ACTIVITY => For the word "räntan", work out how many lines in the records below contain it and state that count alone.

Page content records:
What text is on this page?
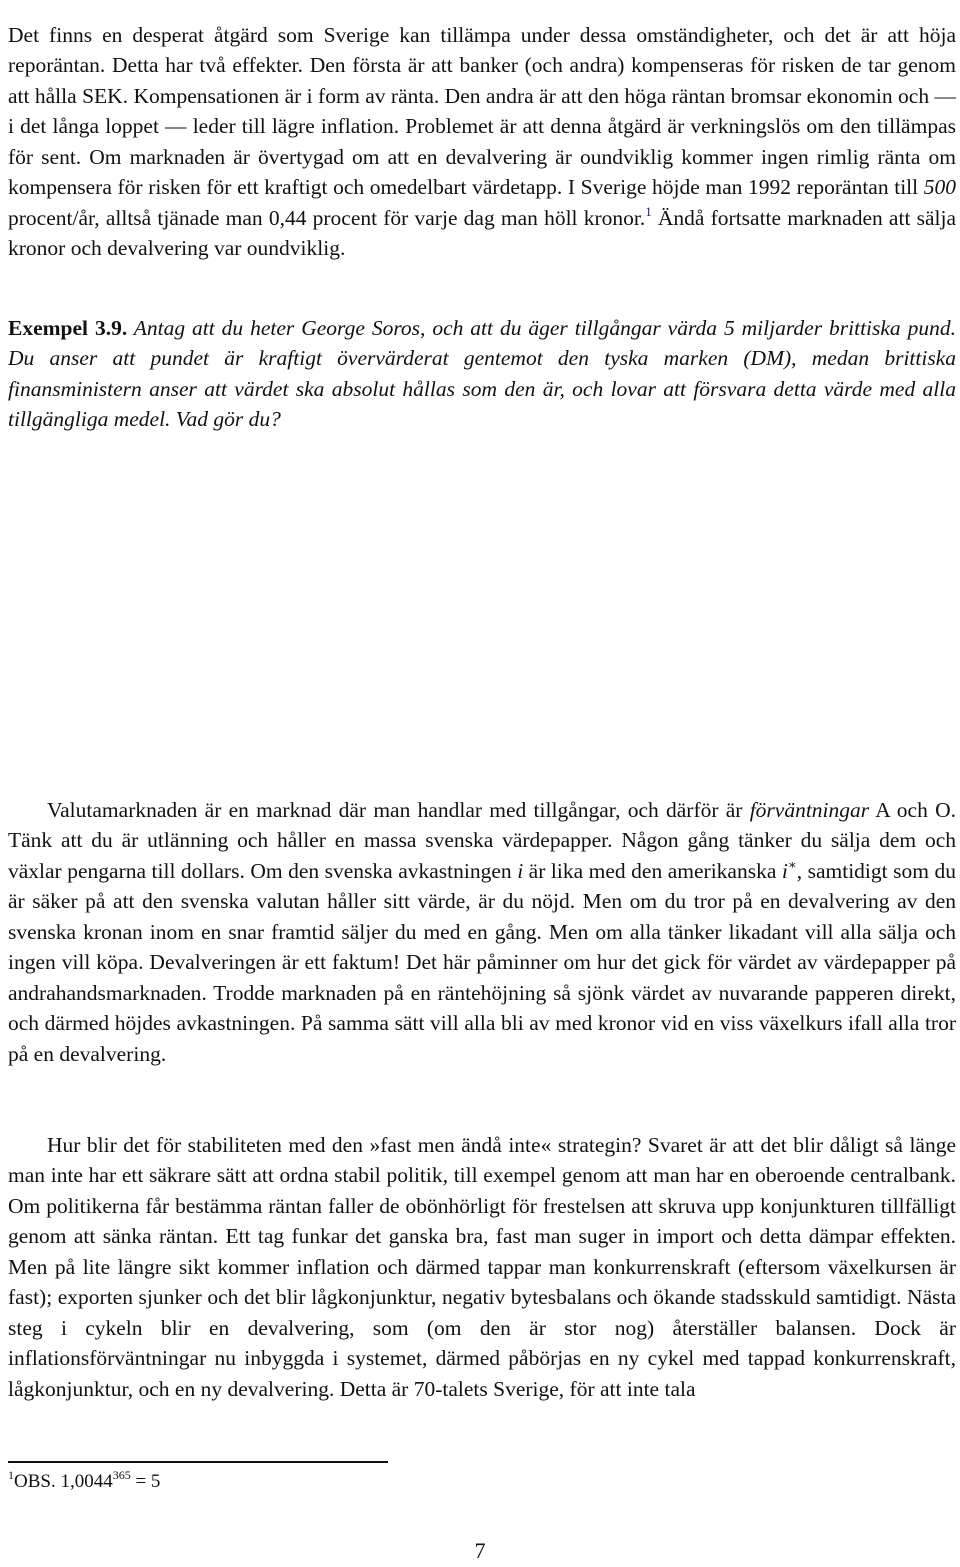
Det finns en desperat åtgärd som Sverige kan tillämpa under dessa omständigheter, och det är att höja reporäntan. Detta har två effekter. Den första är att banker (och andra) kompenseras för risken de tar genom att hålla SEK. Kompensationen är i form av ränta. Den andra är att den höga räntan bromsar ekonomin och — i det långa loppet — leder till lägre inflation. Problemet är att denna åtgärd är verkningslös om den tillämpas för sent. Om marknaden är övertygad om att en devalvering är oundviklig kommer ingen rimlig ränta om kompensera för risken för ett kraftigt och omedelbart värdetapp. I Sverige höjde man 1992 reporäntan till 500 procent/år, alltså tjänade man 0,44 procent för varje dag man höll kronor.$^1$ Ändå fortsatte marknaden att sälja kronor och devalvering var oundviklig.

Exempel 3.9. Antag att du heter George Soros, och att du äger tillgångar värda 5 miljarder brittiska pund. Du anser att pundet är kraftigt övervärderat gentemot den tyska marken (DM), medan brittiska finansministern anser att värdet ska absolut hållas som den är, och lovar att försvara detta värde med alla tillgängliga medel. Vad gör du?

Valutamarknaden är en marknad där man handlar med tillgångar, och därför är förväntningar A och O. Tänk att du är utlänning och håller en massa svenska värdepapper. Någon gång tänker du sälja dem och växlar pengarna till dollars. Om den svenska avkastningen i är lika med den amerikanska i∗, samtidigt som du är säker på att den svenska valutan håller sitt värde, är du nöjd. Men om du tror på en devalvering av den svenska kronan inom en snar framtid säljer du med en gång. Men om alla tänker likadant vill alla sälja och ingen vill köpa. Devalveringen är ett faktum! Det här påminner om hur det gick för värdet av värdepapper på andrahandsmarknaden. Trodde marknaden på en räntehöjning så sjönk värdet av nuvarande papperen direkt, och därmed höjdes avkastningen. På samma sätt vill alla bli av med kronor vid en viss växelkurs ifall alla tror på en devalvering.

Hur blir det för stabiliteten med den »fast men ändå inte« strategin? Svaret är att det blir dåligt så länge man inte har ett säkrare sätt att ordna stabil politik, till exempel genom att man har en oberoende centralbank. Om politikerna får bestämma räntan faller de obönhörligt för frestelsen att skruva upp konjunkturen tillfälligt genom att sänka räntan. Ett tag funkar det ganska bra, fast man suger in import och detta dämpar effekten. Men på lite längre sikt kommer inflation och därmed tappar man konkurrenskraft (eftersom växelkursen är fast); exporten sjunker och det blir lågkonjunktur, negativ bytesbalans och ökande stadsskuld samtidigt. Nästa steg i cykeln blir en devalvering, som (om den är stor nog) återställer balansen. Dock är inflationsförväntningar nu inbyggda i systemet, därmed påbörjas en ny cykel med tappad konkurrenskraft, lågkonjunktur, och en ny devalvering. Detta är 70-talets Sverige, för att inte tala

$^1$OBS. $1,0044^{365} = 5$
7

RESULT OF THIS EXERCISE => 2